**Goal**
Write out the listing below again, precisely as it is given.

**Dataset records**
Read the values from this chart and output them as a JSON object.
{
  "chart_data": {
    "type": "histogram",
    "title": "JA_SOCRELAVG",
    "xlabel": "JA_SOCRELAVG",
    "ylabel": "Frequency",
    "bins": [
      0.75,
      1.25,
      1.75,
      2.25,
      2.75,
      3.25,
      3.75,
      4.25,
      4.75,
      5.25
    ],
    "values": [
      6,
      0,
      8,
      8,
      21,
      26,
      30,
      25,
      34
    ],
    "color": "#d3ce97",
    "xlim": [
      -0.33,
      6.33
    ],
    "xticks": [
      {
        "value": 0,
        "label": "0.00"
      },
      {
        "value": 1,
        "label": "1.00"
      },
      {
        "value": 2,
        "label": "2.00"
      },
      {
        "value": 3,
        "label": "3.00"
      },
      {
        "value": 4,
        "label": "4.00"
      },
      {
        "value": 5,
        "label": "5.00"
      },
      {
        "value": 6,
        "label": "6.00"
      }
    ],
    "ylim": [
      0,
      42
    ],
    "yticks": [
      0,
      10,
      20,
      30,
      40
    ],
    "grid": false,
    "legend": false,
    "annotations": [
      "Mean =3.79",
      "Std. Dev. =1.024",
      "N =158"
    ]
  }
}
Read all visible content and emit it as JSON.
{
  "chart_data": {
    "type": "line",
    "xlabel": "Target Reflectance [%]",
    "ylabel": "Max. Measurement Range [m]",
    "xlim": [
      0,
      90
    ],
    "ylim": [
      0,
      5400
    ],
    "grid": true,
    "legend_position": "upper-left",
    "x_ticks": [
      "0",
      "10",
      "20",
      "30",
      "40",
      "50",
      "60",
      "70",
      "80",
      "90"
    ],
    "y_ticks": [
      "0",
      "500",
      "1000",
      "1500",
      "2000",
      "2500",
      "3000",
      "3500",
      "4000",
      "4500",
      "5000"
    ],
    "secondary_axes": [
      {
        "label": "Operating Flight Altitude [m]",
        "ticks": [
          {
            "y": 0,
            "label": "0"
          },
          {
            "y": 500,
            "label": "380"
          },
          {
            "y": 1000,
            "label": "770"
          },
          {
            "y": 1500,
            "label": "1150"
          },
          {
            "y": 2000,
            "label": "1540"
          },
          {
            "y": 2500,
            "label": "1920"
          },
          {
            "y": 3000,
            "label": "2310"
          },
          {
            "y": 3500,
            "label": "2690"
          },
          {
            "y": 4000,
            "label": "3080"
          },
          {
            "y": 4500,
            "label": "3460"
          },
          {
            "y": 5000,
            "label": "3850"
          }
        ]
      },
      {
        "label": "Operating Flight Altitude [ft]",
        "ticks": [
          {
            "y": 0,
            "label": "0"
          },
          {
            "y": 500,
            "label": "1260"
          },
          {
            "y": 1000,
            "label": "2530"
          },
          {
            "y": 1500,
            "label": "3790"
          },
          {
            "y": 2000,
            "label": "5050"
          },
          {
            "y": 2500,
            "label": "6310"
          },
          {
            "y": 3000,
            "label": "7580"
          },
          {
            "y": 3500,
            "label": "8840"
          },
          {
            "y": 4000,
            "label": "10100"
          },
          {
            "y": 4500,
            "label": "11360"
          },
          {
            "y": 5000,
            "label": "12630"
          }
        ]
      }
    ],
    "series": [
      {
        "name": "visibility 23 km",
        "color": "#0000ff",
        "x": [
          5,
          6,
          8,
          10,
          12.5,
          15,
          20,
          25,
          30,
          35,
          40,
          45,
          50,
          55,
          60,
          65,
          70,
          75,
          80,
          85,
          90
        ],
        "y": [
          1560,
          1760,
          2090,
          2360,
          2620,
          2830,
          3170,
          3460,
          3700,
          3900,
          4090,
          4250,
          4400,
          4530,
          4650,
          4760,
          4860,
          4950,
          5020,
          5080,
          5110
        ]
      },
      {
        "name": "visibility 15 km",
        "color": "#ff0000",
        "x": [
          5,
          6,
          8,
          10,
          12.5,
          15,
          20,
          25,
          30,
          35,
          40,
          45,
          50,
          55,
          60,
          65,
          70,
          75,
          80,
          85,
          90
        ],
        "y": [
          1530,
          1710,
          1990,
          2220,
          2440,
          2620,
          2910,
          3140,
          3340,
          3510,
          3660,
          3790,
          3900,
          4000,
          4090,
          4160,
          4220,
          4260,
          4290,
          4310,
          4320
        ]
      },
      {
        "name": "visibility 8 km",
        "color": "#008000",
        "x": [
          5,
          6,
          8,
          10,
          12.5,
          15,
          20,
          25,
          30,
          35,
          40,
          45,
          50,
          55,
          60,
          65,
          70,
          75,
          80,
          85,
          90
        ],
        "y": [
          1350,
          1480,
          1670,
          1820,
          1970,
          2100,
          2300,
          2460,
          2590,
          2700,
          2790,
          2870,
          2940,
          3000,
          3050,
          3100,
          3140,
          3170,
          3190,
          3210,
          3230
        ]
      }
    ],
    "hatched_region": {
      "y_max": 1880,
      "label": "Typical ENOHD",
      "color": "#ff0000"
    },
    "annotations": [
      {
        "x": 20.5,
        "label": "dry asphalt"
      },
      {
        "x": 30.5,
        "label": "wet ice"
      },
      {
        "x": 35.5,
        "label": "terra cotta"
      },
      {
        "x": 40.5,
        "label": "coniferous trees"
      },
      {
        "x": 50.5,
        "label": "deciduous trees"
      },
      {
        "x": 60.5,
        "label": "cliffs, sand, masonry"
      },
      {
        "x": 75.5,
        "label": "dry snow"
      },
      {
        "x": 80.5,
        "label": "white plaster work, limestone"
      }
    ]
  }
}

**Exercise result**
Read the values from this chart and output them as a JSON object.
{
  "chart_data": {
    "type": "histogram",
    "title": "JA_SOCRELAVG",
    "xlabel": "JA_SOCRELAVG",
    "ylabel": "Frequency",
    "bins": [
      0.75,
      1.25,
      1.75,
      2.25,
      2.75,
      3.25,
      3.75,
      4.25,
      4.75,
      5.25
    ],
    "values": [
      6,
      0,
      8,
      8,
      21,
      26,
      30,
      25,
      34
    ],
    "color": "#d3ce97",
    "xlim": [
      -0.33,
      6.33
    ],
    "xticks": [
      {
        "value": 0,
        "label": "0.00"
      },
      {
        "value": 1,
        "label": "1.00"
      },
      {
        "value": 2,
        "label": "2.00"
      },
      {
        "value": 3,
        "label": "3.00"
      },
      {
        "value": 4,
        "label": "4.00"
      },
      {
        "value": 5,
        "label": "5.00"
      },
      {
        "value": 6,
        "label": "6.00"
      }
    ],
    "ylim": [
      0,
      42
    ],
    "yticks": [
      0,
      10,
      20,
      30,
      40
    ],
    "grid": false,
    "legend": false,
    "annotations": [
      "Mean =3.79",
      "Std. Dev. =1.024",
      "N =158"
    ]
  }
}
Read all visible content and emit it as JSON.
{
  "chart_data": {
    "type": "line",
    "xlabel": "Target Reflectance [%]",
    "ylabel": "Max. Measurement Range [m]",
    "xlim": [
      0,
      90
    ],
    "ylim": [
      0,
      5400
    ],
    "grid": true,
    "legend_position": "upper-left",
    "x_ticks": [
      "0",
      "10",
      "20",
      "30",
      "40",
      "50",
      "60",
      "70",
      "80",
      "90"
    ],
    "y_ticks": [
      "0",
      "500",
      "1000",
      "1500",
      "2000",
      "2500",
      "3000",
      "3500",
      "4000",
      "4500",
      "5000"
    ],
    "secondary_axes": [
      {
        "label": "Operating Flight Altitude [m]",
        "ticks": [
          {
            "y": 0,
            "label": "0"
          },
          {
            "y": 500,
            "label": "380"
          },
          {
            "y": 1000,
            "label": "770"
          },
          {
            "y": 1500,
            "label": "1150"
          },
          {
            "y": 2000,
            "label": "1540"
          },
          {
            "y": 2500,
            "label": "1920"
          },
          {
            "y": 3000,
            "label": "2310"
          },
          {
            "y": 3500,
            "label": "2690"
          },
          {
            "y": 4000,
            "label": "3080"
          },
          {
            "y": 4500,
            "label": "3460"
          },
          {
            "y": 5000,
            "label": "3850"
          }
        ]
      },
      {
        "label": "Operating Flight Altitude [ft]",
        "ticks": [
          {
            "y": 0,
            "label": "0"
          },
          {
            "y": 500,
            "label": "1260"
          },
          {
            "y": 1000,
            "label": "2530"
          },
          {
            "y": 1500,
            "label": "3790"
          },
          {
            "y": 2000,
            "label": "5050"
          },
          {
            "y": 2500,
            "label": "6310"
          },
          {
            "y": 3000,
            "label": "7580"
          },
          {
            "y": 3500,
            "label": "8840"
          },
          {
            "y": 4000,
            "label": "10100"
          },
          {
            "y": 4500,
            "label": "11360"
          },
          {
            "y": 5000,
            "label": "12630"
          }
        ]
      }
    ],
    "series": [
      {
        "name": "visibility 23 km",
        "color": "#0000ff",
        "x": [
          5,
          6,
          8,
          10,
          12.5,
          15,
          20,
          25,
          30,
          35,
          40,
          45,
          50,
          55,
          60,
          65,
          70,
          75,
          80,
          85,
          90
        ],
        "y": [
          1560,
          1760,
          2090,
          2360,
          2620,
          2830,
          3170,
          3460,
          3700,
          3900,
          4090,
          4250,
          4400,
          4530,
          4650,
          4760,
          4860,
          4950,
          5020,
          5080,
          5110
        ]
      },
      {
        "name": "visibility 15 km",
        "color": "#ff0000",
        "x": [
          5,
          6,
          8,
          10,
          12.5,
          15,
          20,
          25,
          30,
          35,
          40,
          45,
          50,
          55,
          60,
          65,
          70,
          75,
          80,
          85,
          90
        ],
        "y": [
          1530,
          1710,
          1990,
          2220,
          2440,
          2620,
          2910,
          3140,
          3340,
          3510,
          3660,
          3790,
          3900,
          4000,
          4090,
          4160,
          4220,
          4260,
          4290,
          4310,
          4320
        ]
      },
      {
        "name": "visibility 8 km",
        "color": "#008000",
        "x": [
          5,
          6,
          8,
          10,
          12.5,
          15,
          20,
          25,
          30,
          35,
          40,
          45,
          50,
          55,
          60,
          65,
          70,
          75,
          80,
          85,
          90
        ],
        "y": [
          1350,
          1480,
          1670,
          1820,
          1970,
          2100,
          2300,
          2460,
          2590,
          2700,
          2790,
          2870,
          2940,
          3000,
          3050,
          3100,
          3140,
          3170,
          3190,
          3210,
          3230
        ]
      }
    ],
    "hatched_region": {
      "y_max": 1880,
      "label": "Typical ENOHD",
      "color": "#ff0000"
    },
    "annotations": [
      {
        "x": 20.5,
        "label": "dry asphalt"
      },
      {
        "x": 30.5,
        "label": "wet ice"
      },
      {
        "x": 35.5,
        "label": "terra cotta"
      },
      {
        "x": 40.5,
        "label": "coniferous trees"
      },
      {
        "x": 50.5,
        "label": "deciduous trees"
      },
      {
        "x": 60.5,
        "label": "cliffs, sand, masonry"
      },
      {
        "x": 75.5,
        "label": "dry snow"
      },
      {
        "x": 80.5,
        "label": "white plaster work, limestone"
      }
    ]
  }
}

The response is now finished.